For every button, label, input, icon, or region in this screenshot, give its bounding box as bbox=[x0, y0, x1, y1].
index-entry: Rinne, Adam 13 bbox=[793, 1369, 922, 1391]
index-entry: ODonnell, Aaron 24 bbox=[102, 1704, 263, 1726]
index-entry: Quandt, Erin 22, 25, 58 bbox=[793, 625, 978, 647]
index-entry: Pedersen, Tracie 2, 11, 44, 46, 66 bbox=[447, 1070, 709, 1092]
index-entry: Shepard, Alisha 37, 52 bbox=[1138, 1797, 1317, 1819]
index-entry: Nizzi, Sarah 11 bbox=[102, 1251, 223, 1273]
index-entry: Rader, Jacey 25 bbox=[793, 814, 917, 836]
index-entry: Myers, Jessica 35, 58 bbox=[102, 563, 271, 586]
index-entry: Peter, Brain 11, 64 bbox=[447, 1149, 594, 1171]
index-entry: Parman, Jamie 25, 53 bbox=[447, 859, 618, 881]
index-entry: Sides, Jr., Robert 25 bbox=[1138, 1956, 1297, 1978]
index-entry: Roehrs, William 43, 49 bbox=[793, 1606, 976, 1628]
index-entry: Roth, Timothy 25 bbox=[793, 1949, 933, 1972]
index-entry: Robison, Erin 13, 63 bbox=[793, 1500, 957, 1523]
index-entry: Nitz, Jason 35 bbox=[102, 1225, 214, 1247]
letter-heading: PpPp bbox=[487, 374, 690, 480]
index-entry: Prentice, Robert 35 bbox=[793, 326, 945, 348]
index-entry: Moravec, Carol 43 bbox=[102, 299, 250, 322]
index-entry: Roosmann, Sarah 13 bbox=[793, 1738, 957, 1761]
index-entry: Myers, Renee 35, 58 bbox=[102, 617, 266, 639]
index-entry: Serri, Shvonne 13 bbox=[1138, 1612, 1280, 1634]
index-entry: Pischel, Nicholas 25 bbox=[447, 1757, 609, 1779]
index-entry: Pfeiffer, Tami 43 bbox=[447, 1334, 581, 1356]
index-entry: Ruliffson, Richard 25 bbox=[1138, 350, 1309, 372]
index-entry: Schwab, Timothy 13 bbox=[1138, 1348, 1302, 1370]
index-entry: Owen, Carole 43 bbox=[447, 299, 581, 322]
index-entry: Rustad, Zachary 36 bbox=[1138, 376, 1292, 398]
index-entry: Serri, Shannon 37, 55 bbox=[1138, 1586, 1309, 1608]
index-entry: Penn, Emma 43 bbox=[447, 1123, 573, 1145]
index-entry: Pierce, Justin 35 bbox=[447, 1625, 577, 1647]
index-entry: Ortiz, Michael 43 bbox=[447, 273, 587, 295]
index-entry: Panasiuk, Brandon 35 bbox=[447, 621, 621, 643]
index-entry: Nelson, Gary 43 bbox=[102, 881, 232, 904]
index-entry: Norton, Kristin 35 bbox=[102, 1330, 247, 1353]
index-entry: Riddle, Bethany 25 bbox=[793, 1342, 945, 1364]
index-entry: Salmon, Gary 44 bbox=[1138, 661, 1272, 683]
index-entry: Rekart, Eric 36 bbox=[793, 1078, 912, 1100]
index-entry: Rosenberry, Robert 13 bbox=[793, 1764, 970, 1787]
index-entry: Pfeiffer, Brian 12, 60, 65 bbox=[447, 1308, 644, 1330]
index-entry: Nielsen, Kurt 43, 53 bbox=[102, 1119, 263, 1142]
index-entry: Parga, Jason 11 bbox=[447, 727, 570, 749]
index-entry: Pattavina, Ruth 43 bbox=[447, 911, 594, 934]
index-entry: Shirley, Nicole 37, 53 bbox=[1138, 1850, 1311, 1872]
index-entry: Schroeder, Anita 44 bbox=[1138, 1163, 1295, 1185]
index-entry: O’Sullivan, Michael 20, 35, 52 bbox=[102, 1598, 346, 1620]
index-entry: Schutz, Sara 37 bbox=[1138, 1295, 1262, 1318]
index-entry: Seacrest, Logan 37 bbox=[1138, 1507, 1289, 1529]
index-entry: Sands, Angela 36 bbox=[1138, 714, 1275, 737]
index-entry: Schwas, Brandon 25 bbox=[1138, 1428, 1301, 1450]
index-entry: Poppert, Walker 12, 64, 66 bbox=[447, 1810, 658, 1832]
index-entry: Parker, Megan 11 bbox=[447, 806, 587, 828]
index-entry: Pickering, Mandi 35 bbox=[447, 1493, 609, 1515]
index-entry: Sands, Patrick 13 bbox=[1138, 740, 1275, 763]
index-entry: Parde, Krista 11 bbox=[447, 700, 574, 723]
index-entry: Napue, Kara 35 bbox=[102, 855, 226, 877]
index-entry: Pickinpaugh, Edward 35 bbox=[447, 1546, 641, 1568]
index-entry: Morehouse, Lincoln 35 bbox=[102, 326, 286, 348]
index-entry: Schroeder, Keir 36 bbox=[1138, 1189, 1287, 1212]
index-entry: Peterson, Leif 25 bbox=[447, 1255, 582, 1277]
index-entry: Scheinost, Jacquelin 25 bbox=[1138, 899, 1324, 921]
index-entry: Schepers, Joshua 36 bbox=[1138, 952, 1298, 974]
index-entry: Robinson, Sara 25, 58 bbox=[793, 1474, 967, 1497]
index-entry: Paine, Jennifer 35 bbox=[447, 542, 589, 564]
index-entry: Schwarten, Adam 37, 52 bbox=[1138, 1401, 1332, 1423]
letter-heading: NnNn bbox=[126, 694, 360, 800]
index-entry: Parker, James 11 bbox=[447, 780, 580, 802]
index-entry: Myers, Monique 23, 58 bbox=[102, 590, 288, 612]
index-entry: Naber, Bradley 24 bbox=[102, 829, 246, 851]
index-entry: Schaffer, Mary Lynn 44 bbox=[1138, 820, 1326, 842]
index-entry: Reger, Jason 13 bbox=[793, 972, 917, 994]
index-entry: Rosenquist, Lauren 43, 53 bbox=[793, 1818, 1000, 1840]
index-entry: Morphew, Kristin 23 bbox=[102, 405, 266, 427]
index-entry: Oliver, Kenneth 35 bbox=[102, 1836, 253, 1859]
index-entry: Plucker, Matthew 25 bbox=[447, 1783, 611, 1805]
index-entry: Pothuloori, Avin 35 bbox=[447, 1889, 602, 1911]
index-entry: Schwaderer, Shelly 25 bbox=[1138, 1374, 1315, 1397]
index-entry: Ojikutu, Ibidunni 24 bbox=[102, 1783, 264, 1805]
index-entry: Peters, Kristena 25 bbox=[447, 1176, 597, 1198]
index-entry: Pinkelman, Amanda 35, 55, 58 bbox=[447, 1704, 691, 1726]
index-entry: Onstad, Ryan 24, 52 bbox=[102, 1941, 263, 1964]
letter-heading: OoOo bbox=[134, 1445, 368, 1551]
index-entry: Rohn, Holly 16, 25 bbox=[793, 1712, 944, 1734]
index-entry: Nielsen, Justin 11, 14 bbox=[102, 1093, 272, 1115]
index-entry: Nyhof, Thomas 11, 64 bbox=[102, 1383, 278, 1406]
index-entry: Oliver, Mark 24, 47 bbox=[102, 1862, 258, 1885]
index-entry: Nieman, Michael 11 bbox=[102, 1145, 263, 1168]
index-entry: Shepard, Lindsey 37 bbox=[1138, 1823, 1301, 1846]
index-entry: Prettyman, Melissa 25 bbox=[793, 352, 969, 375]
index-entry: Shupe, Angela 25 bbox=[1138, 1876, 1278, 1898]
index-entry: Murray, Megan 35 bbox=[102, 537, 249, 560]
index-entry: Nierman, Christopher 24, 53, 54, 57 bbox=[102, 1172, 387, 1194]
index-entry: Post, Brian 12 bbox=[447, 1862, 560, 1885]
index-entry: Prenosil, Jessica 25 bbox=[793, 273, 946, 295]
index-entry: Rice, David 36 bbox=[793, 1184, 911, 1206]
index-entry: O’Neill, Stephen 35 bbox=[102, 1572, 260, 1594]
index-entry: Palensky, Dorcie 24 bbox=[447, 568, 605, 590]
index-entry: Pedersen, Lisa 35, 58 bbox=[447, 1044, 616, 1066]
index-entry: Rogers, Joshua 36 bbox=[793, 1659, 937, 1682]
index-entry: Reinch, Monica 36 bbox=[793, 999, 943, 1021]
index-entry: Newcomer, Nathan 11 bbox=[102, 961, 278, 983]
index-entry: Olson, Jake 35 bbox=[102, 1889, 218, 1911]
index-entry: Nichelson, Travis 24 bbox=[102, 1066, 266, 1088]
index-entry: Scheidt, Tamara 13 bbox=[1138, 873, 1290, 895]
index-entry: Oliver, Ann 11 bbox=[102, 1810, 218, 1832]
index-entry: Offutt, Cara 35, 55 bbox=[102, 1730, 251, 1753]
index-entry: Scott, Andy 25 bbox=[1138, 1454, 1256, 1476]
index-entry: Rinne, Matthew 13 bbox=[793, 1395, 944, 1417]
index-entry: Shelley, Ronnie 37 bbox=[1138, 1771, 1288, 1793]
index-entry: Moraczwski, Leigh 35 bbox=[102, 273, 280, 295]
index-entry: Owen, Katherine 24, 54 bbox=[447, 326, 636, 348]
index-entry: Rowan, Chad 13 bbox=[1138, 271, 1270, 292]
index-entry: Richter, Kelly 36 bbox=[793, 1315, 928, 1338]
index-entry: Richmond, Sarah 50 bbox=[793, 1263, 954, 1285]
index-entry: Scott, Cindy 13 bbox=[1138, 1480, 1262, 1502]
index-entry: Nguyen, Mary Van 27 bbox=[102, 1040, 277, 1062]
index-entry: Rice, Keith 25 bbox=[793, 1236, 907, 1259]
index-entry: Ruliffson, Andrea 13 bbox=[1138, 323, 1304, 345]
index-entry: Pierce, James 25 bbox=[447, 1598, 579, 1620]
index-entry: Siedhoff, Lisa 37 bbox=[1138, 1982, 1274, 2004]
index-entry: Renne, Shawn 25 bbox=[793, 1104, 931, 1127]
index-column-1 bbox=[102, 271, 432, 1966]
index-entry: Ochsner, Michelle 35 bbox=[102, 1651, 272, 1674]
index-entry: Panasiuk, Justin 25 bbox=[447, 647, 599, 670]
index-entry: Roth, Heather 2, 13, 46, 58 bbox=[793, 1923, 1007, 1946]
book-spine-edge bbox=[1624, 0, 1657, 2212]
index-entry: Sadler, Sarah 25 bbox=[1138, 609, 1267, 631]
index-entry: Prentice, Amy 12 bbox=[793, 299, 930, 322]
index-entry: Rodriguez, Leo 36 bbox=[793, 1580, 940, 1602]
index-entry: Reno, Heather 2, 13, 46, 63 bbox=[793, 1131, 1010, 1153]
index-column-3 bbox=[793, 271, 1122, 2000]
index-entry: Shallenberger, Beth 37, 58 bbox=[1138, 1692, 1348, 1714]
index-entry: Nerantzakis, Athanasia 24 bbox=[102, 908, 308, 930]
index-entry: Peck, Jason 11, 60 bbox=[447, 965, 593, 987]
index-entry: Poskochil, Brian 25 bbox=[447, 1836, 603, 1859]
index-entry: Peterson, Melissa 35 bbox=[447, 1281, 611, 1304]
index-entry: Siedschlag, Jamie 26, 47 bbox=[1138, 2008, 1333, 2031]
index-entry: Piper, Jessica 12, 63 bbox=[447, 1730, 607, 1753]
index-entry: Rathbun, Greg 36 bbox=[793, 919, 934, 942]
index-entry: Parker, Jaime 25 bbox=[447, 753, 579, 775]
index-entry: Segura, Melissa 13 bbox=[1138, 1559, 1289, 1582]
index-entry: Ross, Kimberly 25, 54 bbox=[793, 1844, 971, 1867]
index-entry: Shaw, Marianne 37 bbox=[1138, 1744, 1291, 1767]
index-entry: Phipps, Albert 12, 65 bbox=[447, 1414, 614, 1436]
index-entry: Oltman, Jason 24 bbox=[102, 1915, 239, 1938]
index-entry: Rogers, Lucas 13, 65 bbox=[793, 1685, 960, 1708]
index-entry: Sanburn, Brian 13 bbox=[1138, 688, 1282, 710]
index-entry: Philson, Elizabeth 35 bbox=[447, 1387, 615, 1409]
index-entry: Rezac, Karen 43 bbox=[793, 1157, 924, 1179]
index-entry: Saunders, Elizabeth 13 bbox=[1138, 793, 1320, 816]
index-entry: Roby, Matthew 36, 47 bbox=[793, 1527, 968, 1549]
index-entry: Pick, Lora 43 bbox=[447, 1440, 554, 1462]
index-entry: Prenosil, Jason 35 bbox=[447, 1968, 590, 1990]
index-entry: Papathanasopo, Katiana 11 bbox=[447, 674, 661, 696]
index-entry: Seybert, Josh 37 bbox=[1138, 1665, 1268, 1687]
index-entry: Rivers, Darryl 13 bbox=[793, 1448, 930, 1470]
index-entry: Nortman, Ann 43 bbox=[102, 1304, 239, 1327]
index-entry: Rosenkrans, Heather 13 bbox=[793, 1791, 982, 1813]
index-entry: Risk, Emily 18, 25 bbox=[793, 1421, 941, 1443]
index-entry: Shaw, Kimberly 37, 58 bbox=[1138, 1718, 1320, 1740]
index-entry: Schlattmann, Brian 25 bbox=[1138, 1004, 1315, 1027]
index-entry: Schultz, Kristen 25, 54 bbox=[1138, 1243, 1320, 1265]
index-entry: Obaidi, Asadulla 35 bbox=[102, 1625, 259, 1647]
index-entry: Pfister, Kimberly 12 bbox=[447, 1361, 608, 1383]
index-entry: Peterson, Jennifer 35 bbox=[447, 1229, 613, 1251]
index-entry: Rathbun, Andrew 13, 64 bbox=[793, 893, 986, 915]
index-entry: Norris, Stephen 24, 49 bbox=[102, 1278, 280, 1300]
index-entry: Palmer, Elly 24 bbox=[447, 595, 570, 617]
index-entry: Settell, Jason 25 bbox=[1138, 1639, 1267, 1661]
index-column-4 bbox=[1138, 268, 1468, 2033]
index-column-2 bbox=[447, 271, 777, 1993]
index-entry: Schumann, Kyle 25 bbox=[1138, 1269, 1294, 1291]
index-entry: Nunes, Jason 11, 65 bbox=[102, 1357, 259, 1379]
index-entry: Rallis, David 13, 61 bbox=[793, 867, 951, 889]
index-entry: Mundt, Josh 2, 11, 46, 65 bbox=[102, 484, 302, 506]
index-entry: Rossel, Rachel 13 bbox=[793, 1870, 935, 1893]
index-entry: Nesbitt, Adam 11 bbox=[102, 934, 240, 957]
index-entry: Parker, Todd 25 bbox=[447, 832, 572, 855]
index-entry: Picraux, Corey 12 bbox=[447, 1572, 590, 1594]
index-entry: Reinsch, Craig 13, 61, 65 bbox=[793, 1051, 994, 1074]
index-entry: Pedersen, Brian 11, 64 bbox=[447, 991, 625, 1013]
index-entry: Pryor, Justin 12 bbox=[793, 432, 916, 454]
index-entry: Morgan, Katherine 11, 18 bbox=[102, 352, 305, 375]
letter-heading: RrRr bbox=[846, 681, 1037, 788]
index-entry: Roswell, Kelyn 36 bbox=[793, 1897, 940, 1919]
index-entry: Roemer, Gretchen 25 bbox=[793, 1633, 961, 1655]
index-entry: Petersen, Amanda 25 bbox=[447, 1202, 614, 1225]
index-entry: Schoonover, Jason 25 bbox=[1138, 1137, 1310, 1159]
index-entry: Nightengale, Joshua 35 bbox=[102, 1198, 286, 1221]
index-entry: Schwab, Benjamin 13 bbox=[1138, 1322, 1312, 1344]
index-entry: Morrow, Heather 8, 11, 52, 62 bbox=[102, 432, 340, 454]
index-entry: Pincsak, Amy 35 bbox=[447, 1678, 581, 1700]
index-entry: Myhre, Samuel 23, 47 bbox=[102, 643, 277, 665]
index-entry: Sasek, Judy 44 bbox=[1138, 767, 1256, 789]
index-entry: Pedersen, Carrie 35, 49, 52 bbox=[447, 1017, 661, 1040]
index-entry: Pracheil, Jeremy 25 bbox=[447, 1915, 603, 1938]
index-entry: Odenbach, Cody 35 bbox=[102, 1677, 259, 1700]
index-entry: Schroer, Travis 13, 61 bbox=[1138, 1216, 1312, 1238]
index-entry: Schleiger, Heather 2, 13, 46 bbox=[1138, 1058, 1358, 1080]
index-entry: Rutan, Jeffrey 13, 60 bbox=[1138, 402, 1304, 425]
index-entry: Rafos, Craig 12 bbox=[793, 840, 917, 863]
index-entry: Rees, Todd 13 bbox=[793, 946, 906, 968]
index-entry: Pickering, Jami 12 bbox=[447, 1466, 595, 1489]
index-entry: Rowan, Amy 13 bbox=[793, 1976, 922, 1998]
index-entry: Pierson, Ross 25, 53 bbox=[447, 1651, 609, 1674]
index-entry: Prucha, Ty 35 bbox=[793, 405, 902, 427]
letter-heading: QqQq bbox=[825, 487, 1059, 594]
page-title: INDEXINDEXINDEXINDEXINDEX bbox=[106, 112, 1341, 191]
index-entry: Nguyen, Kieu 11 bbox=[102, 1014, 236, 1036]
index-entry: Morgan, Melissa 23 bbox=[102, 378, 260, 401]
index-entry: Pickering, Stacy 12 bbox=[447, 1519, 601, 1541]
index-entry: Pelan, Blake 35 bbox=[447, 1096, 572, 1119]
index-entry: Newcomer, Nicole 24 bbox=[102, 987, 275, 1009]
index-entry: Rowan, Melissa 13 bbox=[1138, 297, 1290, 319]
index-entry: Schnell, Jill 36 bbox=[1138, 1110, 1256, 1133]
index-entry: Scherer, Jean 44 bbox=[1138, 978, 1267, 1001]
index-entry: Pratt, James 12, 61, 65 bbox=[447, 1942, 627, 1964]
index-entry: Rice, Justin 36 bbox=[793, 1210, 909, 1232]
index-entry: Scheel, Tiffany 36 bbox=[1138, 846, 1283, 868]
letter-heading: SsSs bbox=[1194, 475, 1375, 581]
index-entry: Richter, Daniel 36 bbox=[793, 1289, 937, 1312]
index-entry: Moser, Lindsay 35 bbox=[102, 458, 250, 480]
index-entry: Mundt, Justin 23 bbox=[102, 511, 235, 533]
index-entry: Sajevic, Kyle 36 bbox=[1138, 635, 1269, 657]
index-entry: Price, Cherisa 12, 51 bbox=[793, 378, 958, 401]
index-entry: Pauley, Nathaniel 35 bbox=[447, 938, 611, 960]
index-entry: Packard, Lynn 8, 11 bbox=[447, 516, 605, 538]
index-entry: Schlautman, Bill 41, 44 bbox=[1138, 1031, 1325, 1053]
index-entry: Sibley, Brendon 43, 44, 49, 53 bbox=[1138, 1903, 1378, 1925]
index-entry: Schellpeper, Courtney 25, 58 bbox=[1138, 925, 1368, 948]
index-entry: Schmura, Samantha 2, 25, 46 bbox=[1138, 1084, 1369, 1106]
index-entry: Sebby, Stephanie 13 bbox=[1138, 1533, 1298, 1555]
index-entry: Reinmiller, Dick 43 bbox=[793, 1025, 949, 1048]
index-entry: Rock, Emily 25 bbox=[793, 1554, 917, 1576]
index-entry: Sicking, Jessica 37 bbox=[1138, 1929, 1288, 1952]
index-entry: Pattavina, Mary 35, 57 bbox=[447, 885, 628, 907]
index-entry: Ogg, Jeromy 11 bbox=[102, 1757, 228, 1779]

-.-.-

TASK OBJECTIVE: Present the data from its first line through the line containing "index-entry: Pischel, Nicholas" as a numbered list, leaving out any blank lines.

RESPONSE TO THE TASK:
1. For every button, label, input, icon, or region in this screenshot, give its bounding box as bbox=[x0, y0, x1, y1].
2. index-entry: Rinne, Adam 13 bbox=[793, 1369, 922, 1391]
3. index-entry: ODonnell, Aaron 24 bbox=[102, 1704, 263, 1726]
4. index-entry: Quandt, Erin 22, 25, 58 bbox=[793, 625, 978, 647]
5. index-entry: Pedersen, Tracie 2, 11, 44, 46, 66 bbox=[447, 1070, 709, 1092]
6. index-entry: Shepard, Alisha 37, 52 bbox=[1138, 1797, 1317, 1819]
7. index-entry: Nizzi, Sarah 11 bbox=[102, 1251, 223, 1273]
8. index-entry: Rader, Jacey 25 bbox=[793, 814, 917, 836]
9. index-entry: Myers, Jessica 35, 58 bbox=[102, 563, 271, 586]
10. index-entry: Peter, Brain 11, 64 bbox=[447, 1149, 594, 1171]
11. index-entry: Parman, Jamie 25, 53 bbox=[447, 859, 618, 881]
12. index-entry: Sides, Jr., Robert 25 bbox=[1138, 1956, 1297, 1978]
13. index-entry: Roehrs, William 43, 49 bbox=[793, 1606, 976, 1628]
14. index-entry: Roth, Timothy 25 bbox=[793, 1949, 933, 1972]
15. index-entry: Robison, Erin 13, 63 bbox=[793, 1500, 957, 1523]
16. index-entry: Nitz, Jason 35 bbox=[102, 1225, 214, 1247]
17. letter-heading: PpPp bbox=[487, 374, 690, 480]
18. index-entry: Prentice, Robert 35 bbox=[793, 326, 945, 348]
19. index-entry: Moravec, Carol 43 bbox=[102, 299, 250, 322]
20. index-entry: Roosmann, Sarah 13 bbox=[793, 1738, 957, 1761]
21. index-entry: Myers, Renee 35, 58 bbox=[102, 617, 266, 639]
22. index-entry: Serri, Shvonne 13 bbox=[1138, 1612, 1280, 1634]
23. index-entry: Pischel, Nicholas 25 bbox=[447, 1757, 609, 1779]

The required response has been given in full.